▸ **WHAT IS NEEDED**
Each entry below is to be transcribed exactly.
****
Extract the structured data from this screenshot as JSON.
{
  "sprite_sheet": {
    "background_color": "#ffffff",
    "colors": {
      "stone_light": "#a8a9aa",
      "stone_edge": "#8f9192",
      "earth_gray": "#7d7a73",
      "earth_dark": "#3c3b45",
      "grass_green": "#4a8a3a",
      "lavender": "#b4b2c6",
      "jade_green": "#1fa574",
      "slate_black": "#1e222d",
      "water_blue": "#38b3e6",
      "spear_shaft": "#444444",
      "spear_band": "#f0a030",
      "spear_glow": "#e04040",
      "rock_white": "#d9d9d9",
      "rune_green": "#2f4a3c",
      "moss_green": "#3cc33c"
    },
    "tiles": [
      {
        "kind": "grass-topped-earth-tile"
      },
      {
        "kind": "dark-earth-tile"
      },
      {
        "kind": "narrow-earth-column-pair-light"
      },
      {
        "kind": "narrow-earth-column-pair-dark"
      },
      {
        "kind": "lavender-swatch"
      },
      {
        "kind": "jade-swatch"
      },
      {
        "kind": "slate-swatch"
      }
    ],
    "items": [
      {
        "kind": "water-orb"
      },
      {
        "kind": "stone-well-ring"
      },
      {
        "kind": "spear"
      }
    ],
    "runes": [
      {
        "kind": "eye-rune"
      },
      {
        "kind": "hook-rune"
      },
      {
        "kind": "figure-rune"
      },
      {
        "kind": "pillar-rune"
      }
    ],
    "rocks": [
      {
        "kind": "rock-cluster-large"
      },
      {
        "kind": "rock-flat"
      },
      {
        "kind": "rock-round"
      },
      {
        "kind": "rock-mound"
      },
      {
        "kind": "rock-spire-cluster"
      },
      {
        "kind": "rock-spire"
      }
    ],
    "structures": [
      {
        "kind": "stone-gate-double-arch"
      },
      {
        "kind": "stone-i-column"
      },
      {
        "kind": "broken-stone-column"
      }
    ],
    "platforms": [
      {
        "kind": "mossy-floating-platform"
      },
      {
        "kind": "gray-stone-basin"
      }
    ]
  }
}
****
▸ **OUTPUT BELOW**
Extract the structured data from this screenshot as JSON.
{
  "sprite_sheet": {
    "background_color": "#ffffff",
    "colors": {
      "stone_light": "#a8a9aa",
      "stone_edge": "#8f9192",
      "earth_gray": "#7d7a73",
      "earth_dark": "#3c3b45",
      "grass_green": "#4a8a3a",
      "lavender": "#b4b2c6",
      "jade_green": "#1fa574",
      "slate_black": "#1e222d",
      "water_blue": "#38b3e6",
      "spear_shaft": "#444444",
      "spear_band": "#f0a030",
      "spear_glow": "#e04040",
      "rock_white": "#d9d9d9",
      "rune_green": "#2f4a3c",
      "moss_green": "#3cc33c"
    },
    "tiles": [
      {
        "kind": "grass-topped-earth-tile"
      },
      {
        "kind": "dark-earth-tile"
      },
      {
        "kind": "narrow-earth-column-pair-light"
      },
      {
        "kind": "narrow-earth-column-pair-dark"
      },
      {
        "kind": "lavender-swatch"
      },
      {
        "kind": "jade-swatch"
      },
      {
        "kind": "slate-swatch"
      }
    ],
    "items": [
      {
        "kind": "water-orb"
      },
      {
        "kind": "stone-well-ring"
      },
      {
        "kind": "spear"
      }
    ],
    "runes": [
      {
        "kind": "eye-rune"
      },
      {
        "kind": "hook-rune"
      },
      {
        "kind": "figure-rune"
      },
      {
        "kind": "pillar-rune"
      }
    ],
    "rocks": [
      {
        "kind": "rock-cluster-large"
      },
      {
        "kind": "rock-flat"
      },
      {
        "kind": "rock-round"
      },
      {
        "kind": "rock-mound"
      },
      {
        "kind": "rock-spire-cluster"
      },
      {
        "kind": "rock-spire"
      }
    ],
    "structures": [
      {
        "kind": "stone-gate-double-arch"
      },
      {
        "kind": "stone-i-column"
      },
      {
        "kind": "broken-stone-column"
      }
    ],
    "platforms": [
      {
        "kind": "mossy-floating-platform"
      },
      {
        "kind": "gray-stone-basin"
      }
    ]
  }
}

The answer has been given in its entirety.